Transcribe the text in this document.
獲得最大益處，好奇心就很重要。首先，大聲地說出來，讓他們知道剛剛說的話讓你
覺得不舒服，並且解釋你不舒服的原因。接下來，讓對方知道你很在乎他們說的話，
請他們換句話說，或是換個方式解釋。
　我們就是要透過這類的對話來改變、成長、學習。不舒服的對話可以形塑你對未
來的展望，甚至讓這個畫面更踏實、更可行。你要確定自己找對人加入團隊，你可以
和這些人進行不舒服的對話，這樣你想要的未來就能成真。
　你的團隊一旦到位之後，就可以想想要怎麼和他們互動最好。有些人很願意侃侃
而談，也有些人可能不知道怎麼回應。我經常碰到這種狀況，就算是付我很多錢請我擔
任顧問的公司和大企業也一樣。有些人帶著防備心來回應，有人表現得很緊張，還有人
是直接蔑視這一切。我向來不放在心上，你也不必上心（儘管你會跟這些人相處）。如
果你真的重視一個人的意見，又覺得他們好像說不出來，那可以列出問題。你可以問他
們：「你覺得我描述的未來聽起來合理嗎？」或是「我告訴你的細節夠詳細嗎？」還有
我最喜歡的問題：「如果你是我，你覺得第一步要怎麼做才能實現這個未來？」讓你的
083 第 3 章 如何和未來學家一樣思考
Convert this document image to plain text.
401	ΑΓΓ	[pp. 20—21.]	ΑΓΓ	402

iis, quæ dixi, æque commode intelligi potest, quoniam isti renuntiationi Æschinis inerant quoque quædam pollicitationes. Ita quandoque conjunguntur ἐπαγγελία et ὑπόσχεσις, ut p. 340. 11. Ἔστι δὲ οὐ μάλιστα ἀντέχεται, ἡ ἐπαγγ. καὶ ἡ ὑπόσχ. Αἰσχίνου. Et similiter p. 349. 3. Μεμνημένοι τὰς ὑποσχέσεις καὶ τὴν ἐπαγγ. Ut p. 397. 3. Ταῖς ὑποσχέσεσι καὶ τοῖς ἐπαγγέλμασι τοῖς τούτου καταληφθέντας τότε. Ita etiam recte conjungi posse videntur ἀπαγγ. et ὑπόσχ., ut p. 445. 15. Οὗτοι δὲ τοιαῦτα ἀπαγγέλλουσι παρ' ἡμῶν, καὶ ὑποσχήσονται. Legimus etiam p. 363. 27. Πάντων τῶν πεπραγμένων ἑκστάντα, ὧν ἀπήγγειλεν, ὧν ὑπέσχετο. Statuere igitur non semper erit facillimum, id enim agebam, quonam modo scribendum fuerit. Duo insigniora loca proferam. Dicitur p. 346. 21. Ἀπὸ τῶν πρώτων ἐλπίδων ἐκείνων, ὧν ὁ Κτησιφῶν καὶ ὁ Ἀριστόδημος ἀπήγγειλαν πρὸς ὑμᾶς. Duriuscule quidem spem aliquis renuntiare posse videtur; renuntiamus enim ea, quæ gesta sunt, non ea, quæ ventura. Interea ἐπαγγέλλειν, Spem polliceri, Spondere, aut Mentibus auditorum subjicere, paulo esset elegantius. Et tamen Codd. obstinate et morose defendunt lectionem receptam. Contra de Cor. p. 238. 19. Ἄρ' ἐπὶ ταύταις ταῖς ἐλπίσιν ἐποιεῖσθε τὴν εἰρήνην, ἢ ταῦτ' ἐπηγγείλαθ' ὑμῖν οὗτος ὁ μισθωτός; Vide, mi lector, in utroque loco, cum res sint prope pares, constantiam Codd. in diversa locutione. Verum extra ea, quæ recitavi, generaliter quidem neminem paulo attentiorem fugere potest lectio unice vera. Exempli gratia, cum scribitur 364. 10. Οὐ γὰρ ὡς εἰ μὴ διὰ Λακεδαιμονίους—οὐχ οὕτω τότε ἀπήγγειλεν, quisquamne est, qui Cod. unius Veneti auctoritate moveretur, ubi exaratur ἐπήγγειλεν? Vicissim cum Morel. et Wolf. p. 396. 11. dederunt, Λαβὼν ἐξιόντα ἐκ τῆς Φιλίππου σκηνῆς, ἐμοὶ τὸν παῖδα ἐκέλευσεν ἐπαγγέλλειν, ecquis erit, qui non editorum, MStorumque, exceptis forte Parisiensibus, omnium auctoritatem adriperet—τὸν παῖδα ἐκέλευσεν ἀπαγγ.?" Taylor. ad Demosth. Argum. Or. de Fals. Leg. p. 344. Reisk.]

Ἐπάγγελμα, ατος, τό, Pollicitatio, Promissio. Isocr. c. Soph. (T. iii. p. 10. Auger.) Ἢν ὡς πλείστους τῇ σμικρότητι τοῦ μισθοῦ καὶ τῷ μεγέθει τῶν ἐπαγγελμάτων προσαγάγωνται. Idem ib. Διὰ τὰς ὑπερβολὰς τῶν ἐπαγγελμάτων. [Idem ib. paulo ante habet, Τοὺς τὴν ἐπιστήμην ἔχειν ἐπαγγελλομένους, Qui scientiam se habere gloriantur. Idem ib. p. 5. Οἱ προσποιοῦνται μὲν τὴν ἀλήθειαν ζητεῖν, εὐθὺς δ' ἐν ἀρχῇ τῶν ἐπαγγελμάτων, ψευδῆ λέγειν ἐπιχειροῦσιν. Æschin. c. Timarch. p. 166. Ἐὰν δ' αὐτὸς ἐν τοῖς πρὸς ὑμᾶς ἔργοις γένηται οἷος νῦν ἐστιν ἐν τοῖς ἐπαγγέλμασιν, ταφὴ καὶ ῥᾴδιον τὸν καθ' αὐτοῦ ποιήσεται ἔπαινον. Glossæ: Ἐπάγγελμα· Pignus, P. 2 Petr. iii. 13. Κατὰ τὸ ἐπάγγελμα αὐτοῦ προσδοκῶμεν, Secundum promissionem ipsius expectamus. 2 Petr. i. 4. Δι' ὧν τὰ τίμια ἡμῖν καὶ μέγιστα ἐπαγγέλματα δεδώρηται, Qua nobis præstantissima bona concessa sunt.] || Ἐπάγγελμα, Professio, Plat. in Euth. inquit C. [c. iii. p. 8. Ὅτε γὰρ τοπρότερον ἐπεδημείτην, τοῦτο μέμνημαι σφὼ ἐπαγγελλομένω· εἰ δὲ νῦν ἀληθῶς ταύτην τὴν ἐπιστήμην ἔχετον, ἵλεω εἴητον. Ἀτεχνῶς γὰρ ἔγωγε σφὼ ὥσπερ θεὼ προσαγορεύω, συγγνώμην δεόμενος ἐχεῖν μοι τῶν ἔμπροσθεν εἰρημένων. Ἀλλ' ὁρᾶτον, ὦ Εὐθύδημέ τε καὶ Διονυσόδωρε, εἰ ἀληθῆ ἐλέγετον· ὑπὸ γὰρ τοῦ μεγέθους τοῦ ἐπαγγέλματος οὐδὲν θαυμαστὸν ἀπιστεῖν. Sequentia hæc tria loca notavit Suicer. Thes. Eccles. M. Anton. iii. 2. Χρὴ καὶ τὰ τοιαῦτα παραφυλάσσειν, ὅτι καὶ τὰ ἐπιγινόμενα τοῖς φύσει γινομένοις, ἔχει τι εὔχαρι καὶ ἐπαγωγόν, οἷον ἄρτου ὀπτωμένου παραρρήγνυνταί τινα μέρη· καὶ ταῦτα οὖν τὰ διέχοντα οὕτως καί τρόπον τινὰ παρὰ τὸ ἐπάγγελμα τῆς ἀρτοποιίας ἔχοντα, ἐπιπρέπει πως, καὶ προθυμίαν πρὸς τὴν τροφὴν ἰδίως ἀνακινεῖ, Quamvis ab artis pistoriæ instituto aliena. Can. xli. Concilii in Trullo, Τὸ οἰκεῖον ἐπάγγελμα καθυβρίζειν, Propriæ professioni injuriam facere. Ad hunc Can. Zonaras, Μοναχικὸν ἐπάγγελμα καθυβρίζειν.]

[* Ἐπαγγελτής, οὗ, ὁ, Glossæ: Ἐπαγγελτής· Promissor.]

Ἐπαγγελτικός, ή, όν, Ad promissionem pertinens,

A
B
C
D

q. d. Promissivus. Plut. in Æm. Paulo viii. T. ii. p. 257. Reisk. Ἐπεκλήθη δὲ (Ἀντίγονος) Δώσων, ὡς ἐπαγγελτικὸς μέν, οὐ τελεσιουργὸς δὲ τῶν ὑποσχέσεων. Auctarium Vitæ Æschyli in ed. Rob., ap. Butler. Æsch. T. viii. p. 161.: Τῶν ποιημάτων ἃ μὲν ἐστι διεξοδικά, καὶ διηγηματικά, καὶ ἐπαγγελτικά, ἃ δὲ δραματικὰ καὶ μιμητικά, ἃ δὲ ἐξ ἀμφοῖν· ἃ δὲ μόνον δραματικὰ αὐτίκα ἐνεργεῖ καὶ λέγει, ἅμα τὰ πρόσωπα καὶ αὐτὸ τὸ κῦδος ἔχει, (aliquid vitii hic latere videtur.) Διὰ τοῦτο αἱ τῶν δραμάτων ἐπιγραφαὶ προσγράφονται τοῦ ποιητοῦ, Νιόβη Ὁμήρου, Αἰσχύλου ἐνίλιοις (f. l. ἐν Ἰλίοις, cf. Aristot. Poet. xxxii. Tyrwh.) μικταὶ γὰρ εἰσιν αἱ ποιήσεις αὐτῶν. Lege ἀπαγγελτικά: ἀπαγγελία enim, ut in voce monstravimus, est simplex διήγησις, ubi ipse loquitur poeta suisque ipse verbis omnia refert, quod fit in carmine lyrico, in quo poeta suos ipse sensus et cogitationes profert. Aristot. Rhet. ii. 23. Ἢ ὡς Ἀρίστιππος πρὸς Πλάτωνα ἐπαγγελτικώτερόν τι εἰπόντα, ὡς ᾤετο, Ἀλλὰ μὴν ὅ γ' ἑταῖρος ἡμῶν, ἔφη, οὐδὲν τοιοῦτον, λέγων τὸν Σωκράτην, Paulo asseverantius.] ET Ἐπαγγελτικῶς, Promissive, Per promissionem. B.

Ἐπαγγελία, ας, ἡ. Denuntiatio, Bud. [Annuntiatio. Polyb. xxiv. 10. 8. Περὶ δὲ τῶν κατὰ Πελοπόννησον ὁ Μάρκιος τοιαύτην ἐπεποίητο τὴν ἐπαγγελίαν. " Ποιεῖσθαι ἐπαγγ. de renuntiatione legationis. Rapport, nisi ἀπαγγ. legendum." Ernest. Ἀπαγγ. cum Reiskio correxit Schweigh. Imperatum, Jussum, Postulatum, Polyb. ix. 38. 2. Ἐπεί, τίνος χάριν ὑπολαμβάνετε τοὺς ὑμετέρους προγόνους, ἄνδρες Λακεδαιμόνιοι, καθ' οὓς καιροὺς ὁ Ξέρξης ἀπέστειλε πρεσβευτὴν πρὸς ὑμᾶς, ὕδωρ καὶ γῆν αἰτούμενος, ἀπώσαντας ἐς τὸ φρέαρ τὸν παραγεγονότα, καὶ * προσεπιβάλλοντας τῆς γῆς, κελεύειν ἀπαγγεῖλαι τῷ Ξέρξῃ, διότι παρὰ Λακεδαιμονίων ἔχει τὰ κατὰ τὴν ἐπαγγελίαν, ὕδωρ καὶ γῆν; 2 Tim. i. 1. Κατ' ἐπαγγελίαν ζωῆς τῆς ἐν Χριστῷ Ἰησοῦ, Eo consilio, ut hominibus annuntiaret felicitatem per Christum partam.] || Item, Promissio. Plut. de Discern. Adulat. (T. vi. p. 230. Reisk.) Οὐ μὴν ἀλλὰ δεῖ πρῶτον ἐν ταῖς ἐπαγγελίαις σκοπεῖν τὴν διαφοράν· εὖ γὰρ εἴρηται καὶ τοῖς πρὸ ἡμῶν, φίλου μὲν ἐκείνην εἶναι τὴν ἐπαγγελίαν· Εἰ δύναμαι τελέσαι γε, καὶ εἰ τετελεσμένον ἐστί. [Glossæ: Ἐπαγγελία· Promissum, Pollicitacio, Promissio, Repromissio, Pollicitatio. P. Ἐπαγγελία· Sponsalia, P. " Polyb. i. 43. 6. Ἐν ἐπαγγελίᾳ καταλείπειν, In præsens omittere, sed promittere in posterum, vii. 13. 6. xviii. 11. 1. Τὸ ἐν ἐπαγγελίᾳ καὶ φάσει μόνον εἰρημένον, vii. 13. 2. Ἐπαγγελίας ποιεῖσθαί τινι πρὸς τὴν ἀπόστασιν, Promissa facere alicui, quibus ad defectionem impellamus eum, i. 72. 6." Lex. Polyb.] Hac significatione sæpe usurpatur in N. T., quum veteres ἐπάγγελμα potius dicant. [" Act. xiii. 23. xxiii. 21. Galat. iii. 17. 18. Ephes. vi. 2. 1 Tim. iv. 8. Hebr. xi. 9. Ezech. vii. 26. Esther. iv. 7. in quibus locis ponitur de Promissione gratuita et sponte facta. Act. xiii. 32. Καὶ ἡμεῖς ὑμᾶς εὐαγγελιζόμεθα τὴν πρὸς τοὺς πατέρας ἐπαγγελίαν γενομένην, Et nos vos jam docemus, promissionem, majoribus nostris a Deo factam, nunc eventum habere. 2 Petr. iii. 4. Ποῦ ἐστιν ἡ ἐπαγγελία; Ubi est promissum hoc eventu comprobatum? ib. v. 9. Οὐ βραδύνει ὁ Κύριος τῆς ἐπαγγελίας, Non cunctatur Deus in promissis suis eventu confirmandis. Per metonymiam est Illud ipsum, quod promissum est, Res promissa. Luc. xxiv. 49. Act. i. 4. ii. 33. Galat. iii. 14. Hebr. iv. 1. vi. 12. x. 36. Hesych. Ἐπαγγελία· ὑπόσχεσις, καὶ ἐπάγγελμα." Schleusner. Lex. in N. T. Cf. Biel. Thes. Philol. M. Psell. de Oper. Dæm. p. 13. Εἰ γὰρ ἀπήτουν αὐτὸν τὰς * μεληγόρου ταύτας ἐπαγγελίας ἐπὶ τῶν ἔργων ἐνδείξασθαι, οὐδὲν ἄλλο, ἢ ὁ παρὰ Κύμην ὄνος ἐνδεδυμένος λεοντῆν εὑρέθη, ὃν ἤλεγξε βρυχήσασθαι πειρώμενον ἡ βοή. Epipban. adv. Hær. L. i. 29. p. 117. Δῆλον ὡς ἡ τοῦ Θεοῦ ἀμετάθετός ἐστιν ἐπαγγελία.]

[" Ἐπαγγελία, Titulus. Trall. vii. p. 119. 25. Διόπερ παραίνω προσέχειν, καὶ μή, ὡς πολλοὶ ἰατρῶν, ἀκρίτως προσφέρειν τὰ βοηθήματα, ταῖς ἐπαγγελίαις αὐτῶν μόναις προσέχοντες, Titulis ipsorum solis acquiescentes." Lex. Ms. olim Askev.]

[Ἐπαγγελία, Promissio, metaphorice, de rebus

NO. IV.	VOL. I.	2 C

--*--

#### [Set task]
In the listing, find every line containing the word "document" and list it.

#### [Finished answer]
Transcribe the text in this document.
Convert this document image to plain text.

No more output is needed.